— start of Task data —
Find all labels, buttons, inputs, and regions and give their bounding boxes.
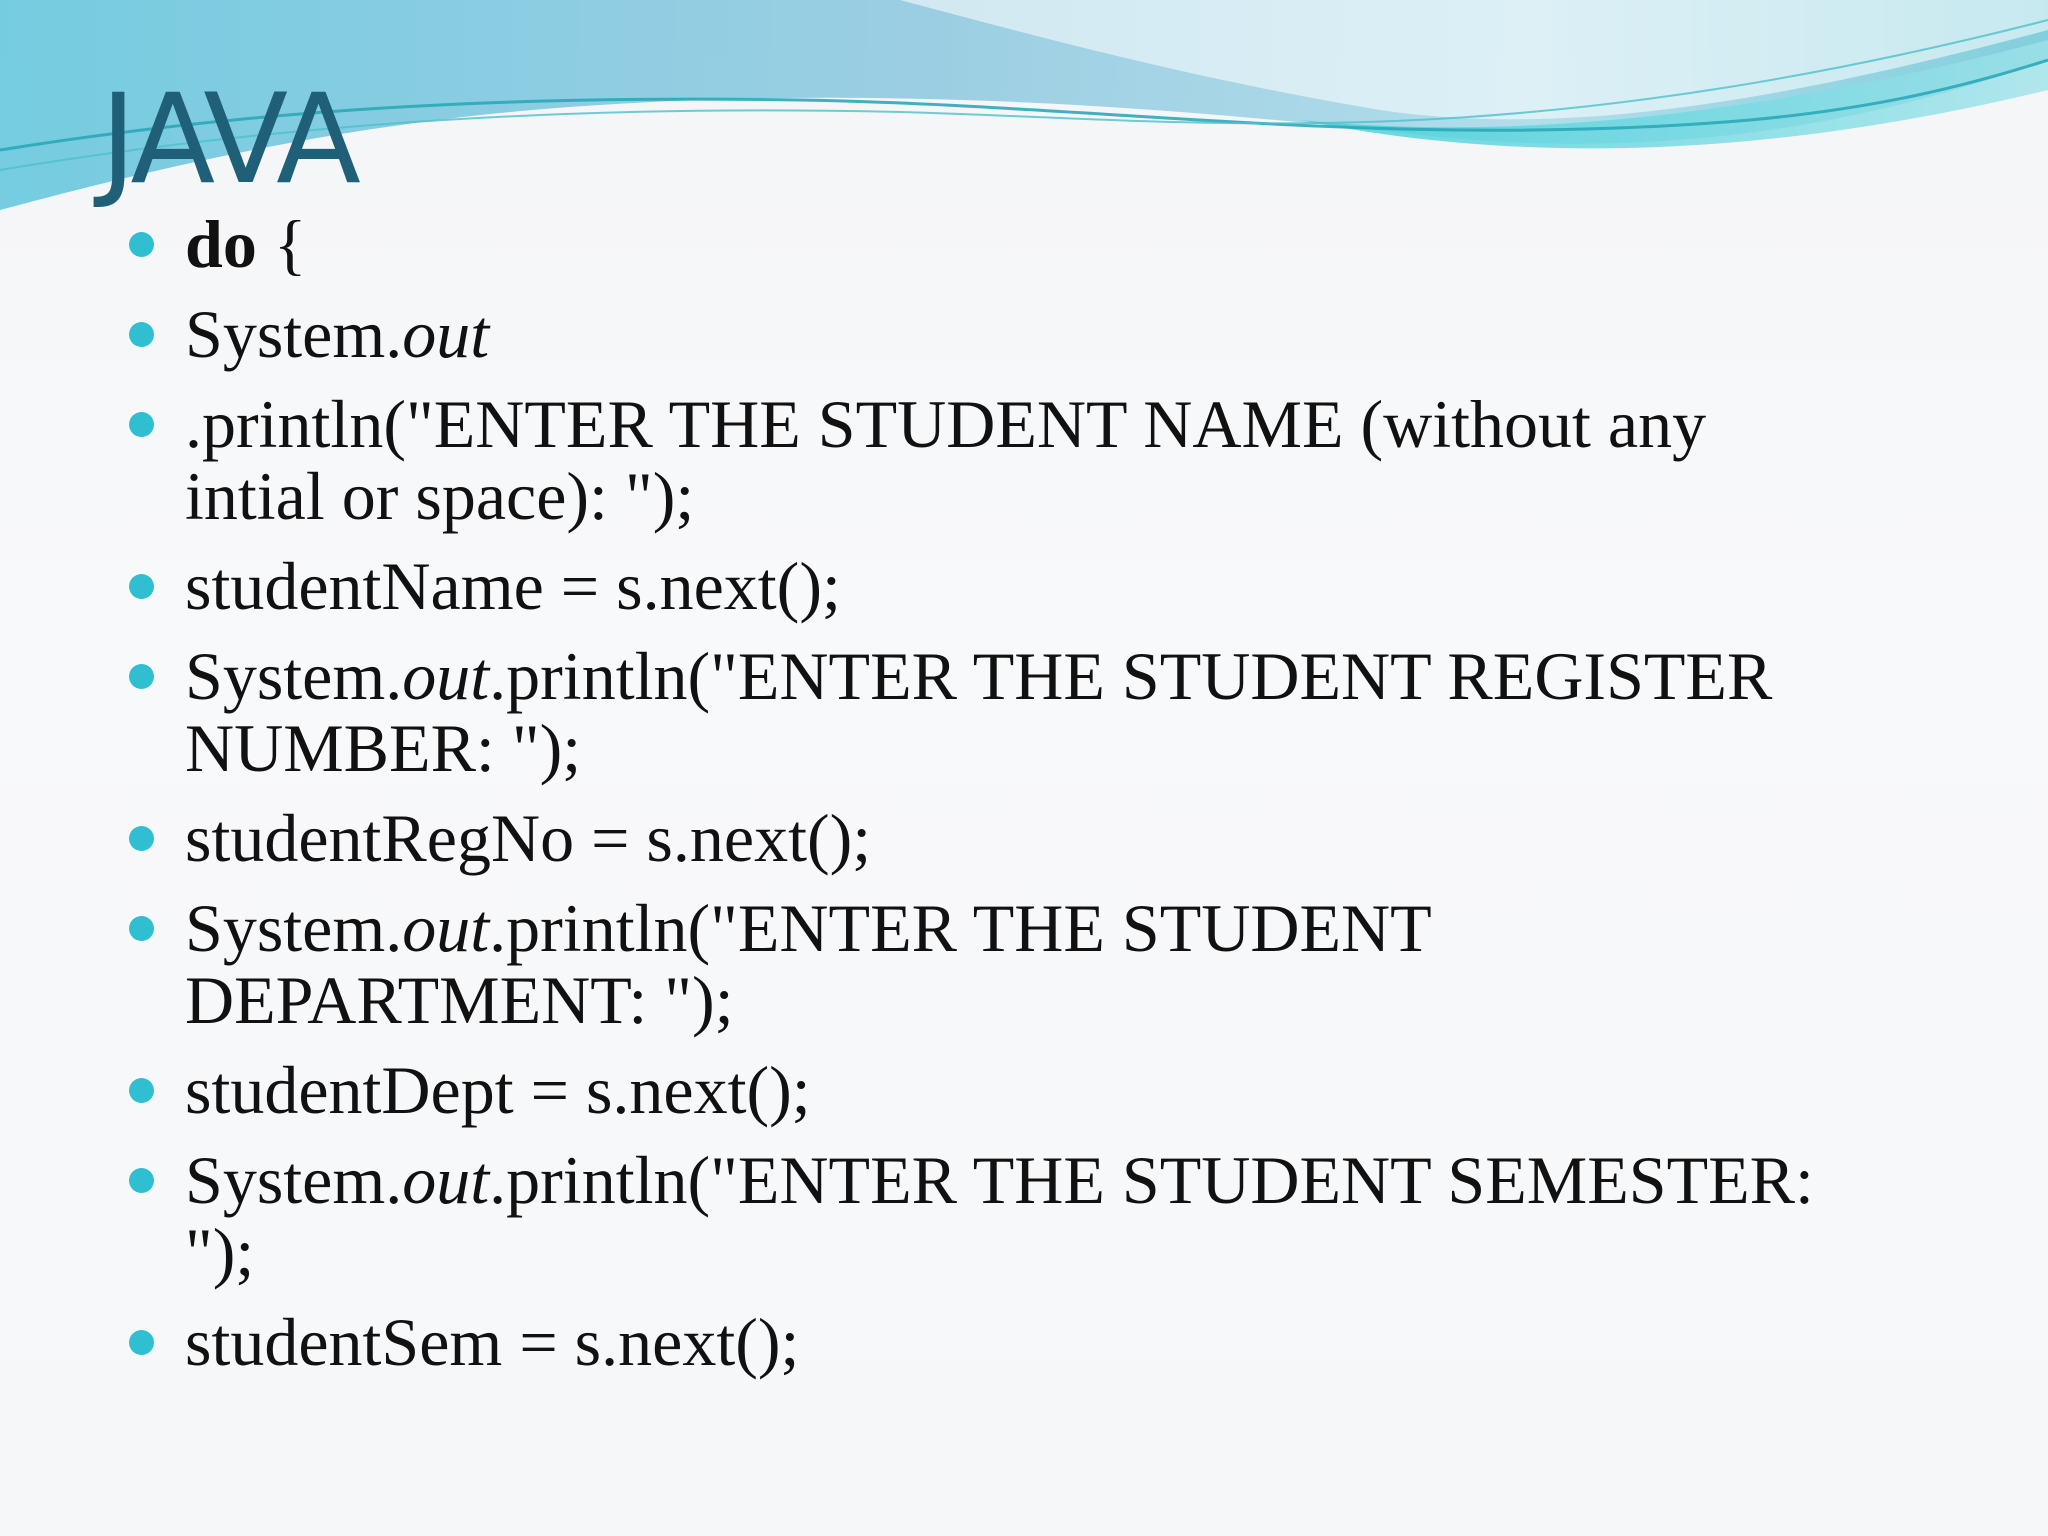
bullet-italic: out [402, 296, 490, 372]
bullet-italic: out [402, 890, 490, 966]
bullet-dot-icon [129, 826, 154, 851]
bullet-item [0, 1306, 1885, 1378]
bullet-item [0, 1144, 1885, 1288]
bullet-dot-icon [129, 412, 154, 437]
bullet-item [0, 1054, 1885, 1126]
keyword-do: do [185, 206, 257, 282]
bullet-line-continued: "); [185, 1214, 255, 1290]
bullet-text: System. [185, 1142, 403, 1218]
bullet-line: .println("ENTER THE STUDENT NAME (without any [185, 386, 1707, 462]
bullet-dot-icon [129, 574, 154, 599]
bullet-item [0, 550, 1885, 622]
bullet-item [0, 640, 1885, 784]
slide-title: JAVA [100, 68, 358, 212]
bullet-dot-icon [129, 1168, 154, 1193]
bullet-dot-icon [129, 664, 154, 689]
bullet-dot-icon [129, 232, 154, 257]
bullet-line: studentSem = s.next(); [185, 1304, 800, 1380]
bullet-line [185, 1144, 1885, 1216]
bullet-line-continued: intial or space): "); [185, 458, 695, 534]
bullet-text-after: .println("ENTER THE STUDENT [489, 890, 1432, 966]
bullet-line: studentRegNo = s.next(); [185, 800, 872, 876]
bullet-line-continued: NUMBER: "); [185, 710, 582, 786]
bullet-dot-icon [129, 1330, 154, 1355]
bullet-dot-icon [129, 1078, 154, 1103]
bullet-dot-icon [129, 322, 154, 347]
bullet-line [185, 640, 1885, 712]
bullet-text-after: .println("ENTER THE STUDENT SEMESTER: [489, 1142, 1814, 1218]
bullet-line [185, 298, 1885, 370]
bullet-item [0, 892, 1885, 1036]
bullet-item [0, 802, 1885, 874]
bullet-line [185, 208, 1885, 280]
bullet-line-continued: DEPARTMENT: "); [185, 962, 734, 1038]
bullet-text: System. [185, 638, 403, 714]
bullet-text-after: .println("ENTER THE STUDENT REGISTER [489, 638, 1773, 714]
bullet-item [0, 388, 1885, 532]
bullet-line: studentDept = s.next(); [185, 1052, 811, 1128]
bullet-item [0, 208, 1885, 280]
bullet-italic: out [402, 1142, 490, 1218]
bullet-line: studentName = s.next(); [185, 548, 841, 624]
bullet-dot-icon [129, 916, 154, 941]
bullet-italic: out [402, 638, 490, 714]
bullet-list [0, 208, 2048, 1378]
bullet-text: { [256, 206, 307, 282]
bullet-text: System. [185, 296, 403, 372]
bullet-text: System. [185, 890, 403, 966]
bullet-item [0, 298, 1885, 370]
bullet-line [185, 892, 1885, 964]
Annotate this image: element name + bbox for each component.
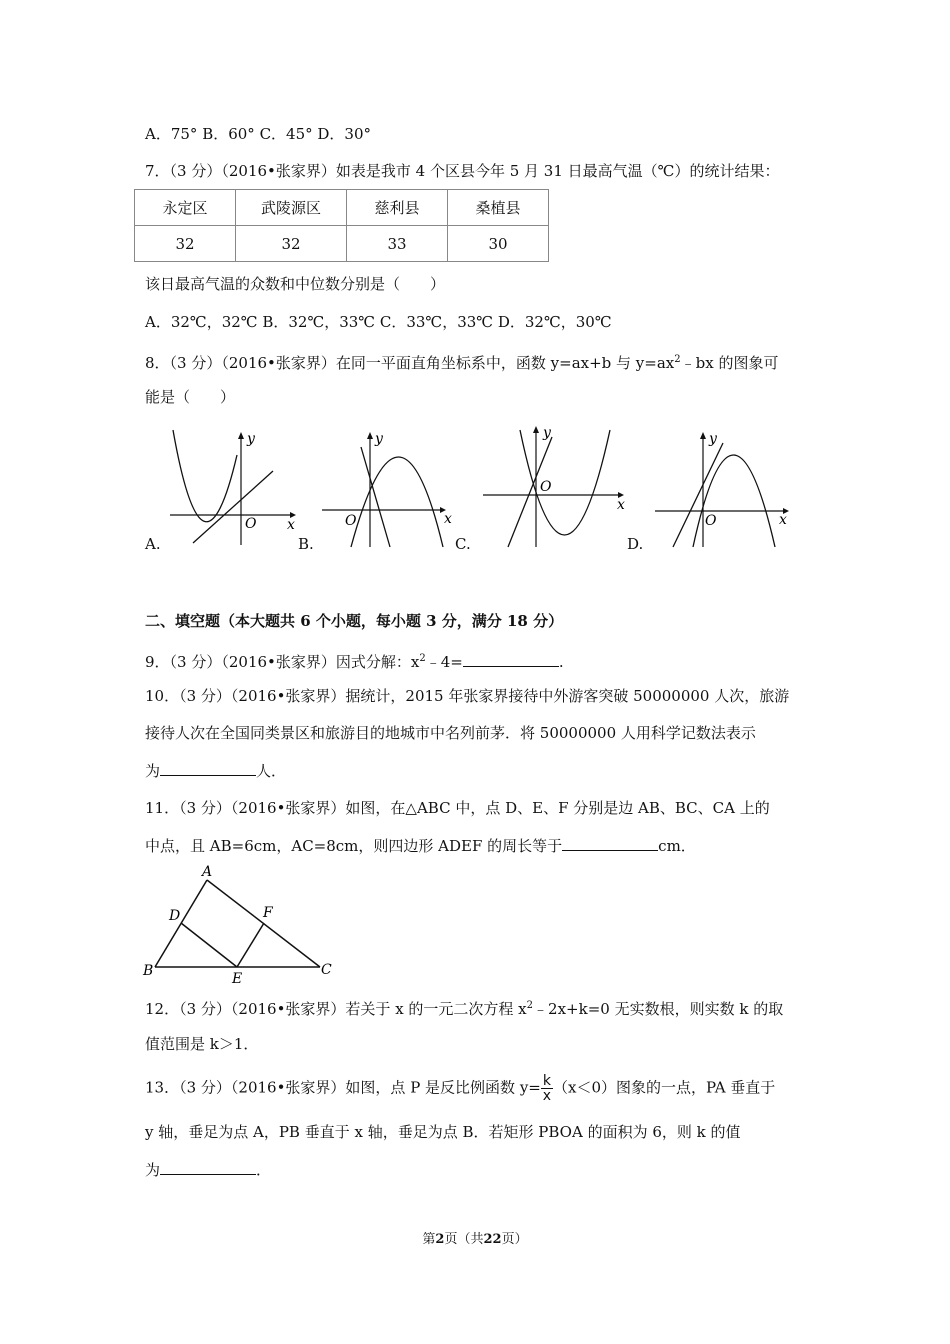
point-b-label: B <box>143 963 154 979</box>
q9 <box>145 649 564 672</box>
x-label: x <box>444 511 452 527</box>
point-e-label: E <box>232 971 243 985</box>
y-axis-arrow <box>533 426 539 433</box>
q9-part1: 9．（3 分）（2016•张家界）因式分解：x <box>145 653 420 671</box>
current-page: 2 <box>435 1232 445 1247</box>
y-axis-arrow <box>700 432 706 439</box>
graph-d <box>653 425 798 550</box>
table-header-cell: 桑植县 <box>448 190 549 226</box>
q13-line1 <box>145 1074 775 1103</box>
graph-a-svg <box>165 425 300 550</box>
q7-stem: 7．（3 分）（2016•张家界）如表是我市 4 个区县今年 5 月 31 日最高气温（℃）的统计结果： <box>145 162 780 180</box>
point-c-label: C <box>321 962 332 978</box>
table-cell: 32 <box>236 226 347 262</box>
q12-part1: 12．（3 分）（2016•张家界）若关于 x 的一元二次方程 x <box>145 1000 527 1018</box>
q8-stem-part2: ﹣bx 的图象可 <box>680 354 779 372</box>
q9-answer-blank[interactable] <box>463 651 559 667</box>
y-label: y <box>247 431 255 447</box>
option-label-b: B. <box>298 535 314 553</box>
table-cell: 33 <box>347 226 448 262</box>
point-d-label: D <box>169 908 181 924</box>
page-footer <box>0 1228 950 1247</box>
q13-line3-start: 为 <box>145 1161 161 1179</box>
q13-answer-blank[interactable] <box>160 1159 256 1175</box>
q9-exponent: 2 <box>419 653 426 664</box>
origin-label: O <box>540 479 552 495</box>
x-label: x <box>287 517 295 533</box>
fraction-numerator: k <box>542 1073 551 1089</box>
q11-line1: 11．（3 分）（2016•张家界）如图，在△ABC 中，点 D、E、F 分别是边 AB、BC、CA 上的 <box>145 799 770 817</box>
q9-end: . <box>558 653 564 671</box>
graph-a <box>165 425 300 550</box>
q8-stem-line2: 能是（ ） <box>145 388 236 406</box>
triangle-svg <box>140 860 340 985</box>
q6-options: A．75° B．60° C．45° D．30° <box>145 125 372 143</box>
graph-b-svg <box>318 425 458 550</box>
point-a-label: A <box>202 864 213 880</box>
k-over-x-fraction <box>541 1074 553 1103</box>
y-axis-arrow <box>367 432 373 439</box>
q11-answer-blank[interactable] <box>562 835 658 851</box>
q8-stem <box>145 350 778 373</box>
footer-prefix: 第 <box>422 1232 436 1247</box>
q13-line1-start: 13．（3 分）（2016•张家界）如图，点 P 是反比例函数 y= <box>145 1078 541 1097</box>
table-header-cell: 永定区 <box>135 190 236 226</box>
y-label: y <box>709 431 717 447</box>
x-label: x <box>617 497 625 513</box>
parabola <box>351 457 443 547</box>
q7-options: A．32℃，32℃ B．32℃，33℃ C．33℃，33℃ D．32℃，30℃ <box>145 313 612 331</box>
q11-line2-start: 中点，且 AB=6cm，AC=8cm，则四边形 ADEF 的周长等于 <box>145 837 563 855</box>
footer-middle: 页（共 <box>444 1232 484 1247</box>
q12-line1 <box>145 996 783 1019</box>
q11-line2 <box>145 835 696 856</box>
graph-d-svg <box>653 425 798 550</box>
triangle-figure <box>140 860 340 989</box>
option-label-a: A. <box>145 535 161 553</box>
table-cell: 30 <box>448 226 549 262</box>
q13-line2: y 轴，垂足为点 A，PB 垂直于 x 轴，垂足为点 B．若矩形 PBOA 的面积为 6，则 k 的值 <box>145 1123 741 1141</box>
— end of Task data —
→ What to do
Return all of the data above verbatim, line by line, leaving out the pictures.

→ Expected answer
Find all labels, buttons, inputs, and regions and give their bounding boxes.
bullet-italic: out [402, 296, 490, 372]
bullet-italic: out [402, 890, 490, 966]
bullet-dot-icon [129, 826, 154, 851]
bullet-item [0, 1306, 1885, 1378]
bullet-item [0, 1144, 1885, 1288]
bullet-dot-icon [129, 412, 154, 437]
bullet-item [0, 1054, 1885, 1126]
keyword-do: do [185, 206, 257, 282]
bullet-line-continued: "); [185, 1214, 255, 1290]
bullet-text: System. [185, 1142, 403, 1218]
bullet-line: .println("ENTER THE STUDENT NAME (without any [185, 386, 1707, 462]
bullet-dot-icon [129, 574, 154, 599]
bullet-item [0, 550, 1885, 622]
bullet-item [0, 640, 1885, 784]
slide-title: JAVA [100, 68, 358, 212]
bullet-dot-icon [129, 1168, 154, 1193]
bullet-dot-icon [129, 664, 154, 689]
bullet-dot-icon [129, 232, 154, 257]
bullet-line: studentSem = s.next(); [185, 1304, 800, 1380]
bullet-line [185, 1144, 1885, 1216]
bullet-line-continued: intial or space): "); [185, 458, 695, 534]
bullet-text-after: .println("ENTER THE STUDENT [489, 890, 1432, 966]
bullet-line: studentRegNo = s.next(); [185, 800, 872, 876]
bullet-line-continued: NUMBER: "); [185, 710, 582, 786]
bullet-dot-icon [129, 1330, 154, 1355]
bullet-dot-icon [129, 1078, 154, 1103]
bullet-dot-icon [129, 322, 154, 347]
bullet-line [185, 640, 1885, 712]
bullet-text-after: .println("ENTER THE STUDENT SEMESTER: [489, 1142, 1814, 1218]
bullet-line [185, 298, 1885, 370]
bullet-item [0, 892, 1885, 1036]
bullet-item [0, 802, 1885, 874]
bullet-line [185, 208, 1885, 280]
bullet-line-continued: DEPARTMENT: "); [185, 962, 734, 1038]
bullet-text: System. [185, 638, 403, 714]
bullet-text-after: .println("ENTER THE STUDENT REGISTER [489, 638, 1773, 714]
bullet-item [0, 388, 1885, 532]
bullet-line: studentDept = s.next(); [185, 1052, 811, 1128]
bullet-item [0, 208, 1885, 280]
bullet-italic: out [402, 1142, 490, 1218]
bullet-line: studentName = s.next(); [185, 548, 841, 624]
bullet-dot-icon [129, 916, 154, 941]
bullet-italic: out [402, 638, 490, 714]
bullet-list [0, 208, 2048, 1378]
bullet-text: { [256, 206, 307, 282]
bullet-text: System. [185, 296, 403, 372]
bullet-text: System. [185, 890, 403, 966]
bullet-item [0, 298, 1885, 370]
bullet-line [185, 892, 1885, 964]
Annotate this image: element name + bbox for each component.
point-b-label: B <box>143 963 154 979</box>
q9 <box>145 649 564 672</box>
x-label: x <box>444 511 452 527</box>
point-e-label: E <box>232 971 243 985</box>
y-axis-arrow <box>533 426 539 433</box>
q9-part1: 9．（3 分）（2016•张家界）因式分解：x <box>145 653 420 671</box>
current-page: 2 <box>435 1232 445 1247</box>
y-axis-arrow <box>700 432 706 439</box>
graph-d <box>653 425 798 550</box>
table-header-cell: 桑植县 <box>448 190 549 226</box>
q13-line1 <box>145 1074 775 1103</box>
graph-a-svg <box>165 425 300 550</box>
q7-stem: 7．（3 分）（2016•张家界）如表是我市 4 个区县今年 5 月 31 日最高气温（℃）的统计结果： <box>145 162 780 180</box>
point-c-label: C <box>321 962 332 978</box>
table-cell: 32 <box>236 226 347 262</box>
q12-part1: 12．（3 分）（2016•张家界）若关于 x 的一元二次方程 x <box>145 1000 527 1018</box>
q8-stem-part2: ﹣bx 的图象可 <box>680 354 779 372</box>
q9-answer-blank[interactable] <box>463 651 559 667</box>
y-label: y <box>247 431 255 447</box>
option-label-b: B. <box>298 535 314 553</box>
table-cell: 33 <box>347 226 448 262</box>
point-d-label: D <box>169 908 181 924</box>
page-footer <box>0 1228 950 1247</box>
q13-line3-start: 为 <box>145 1161 161 1179</box>
q13-answer-blank[interactable] <box>160 1159 256 1175</box>
q9-exponent: 2 <box>419 653 426 664</box>
origin-label: O <box>540 479 552 495</box>
x-label: x <box>287 517 295 533</box>
fraction-numerator: k <box>542 1073 551 1089</box>
q11-line1: 11．（3 分）（2016•张家界）如图，在△ABC 中，点 D、E、F 分别是边 AB、BC、CA 上的 <box>145 799 770 817</box>
q9-end: . <box>558 653 564 671</box>
graph-a <box>165 425 300 550</box>
q8-stem-line2: 能是（ ） <box>145 388 236 406</box>
triangle-svg <box>140 860 340 985</box>
q6-options: A．75° B．60° C．45° D．30° <box>145 125 372 143</box>
graph-b-svg <box>318 425 458 550</box>
point-a-label: A <box>202 864 213 880</box>
k-over-x-fraction <box>541 1074 553 1103</box>
y-axis-arrow <box>367 432 373 439</box>
q11-answer-blank[interactable] <box>562 835 658 851</box>
q8-stem <box>145 350 778 373</box>
footer-prefix: 第 <box>422 1232 436 1247</box>
q13-line1-start: 13．（3 分）（2016•张家界）如图，点 P 是反比例函数 y= <box>145 1078 541 1097</box>
table-header-cell: 永定区 <box>135 190 236 226</box>
y-label: y <box>709 431 717 447</box>
x-label: x <box>617 497 625 513</box>
parabola <box>351 457 443 547</box>
q7-options: A．32℃，32℃ B．32℃，33℃ C．33℃，33℃ D．32℃，30℃ <box>145 313 612 331</box>
q11-line2-start: 中点，且 AB=6cm，AC=8cm，则四边形 ADEF 的周长等于 <box>145 837 563 855</box>
footer-middle: 页（共 <box>444 1232 484 1247</box>
q12-line1 <box>145 996 783 1019</box>
q11-line2 <box>145 835 696 856</box>
graph-d-svg <box>653 425 798 550</box>
triangle-figure <box>140 860 340 989</box>
option-label-a: A. <box>145 535 161 553</box>
table-cell: 30 <box>448 226 549 262</box>
q13-line2: y 轴，垂足为点 A，PB 垂直于 x 轴，垂足为点 B．若矩形 PBOA 的面积为 6，则 k 的值 <box>145 1123 741 1141</box>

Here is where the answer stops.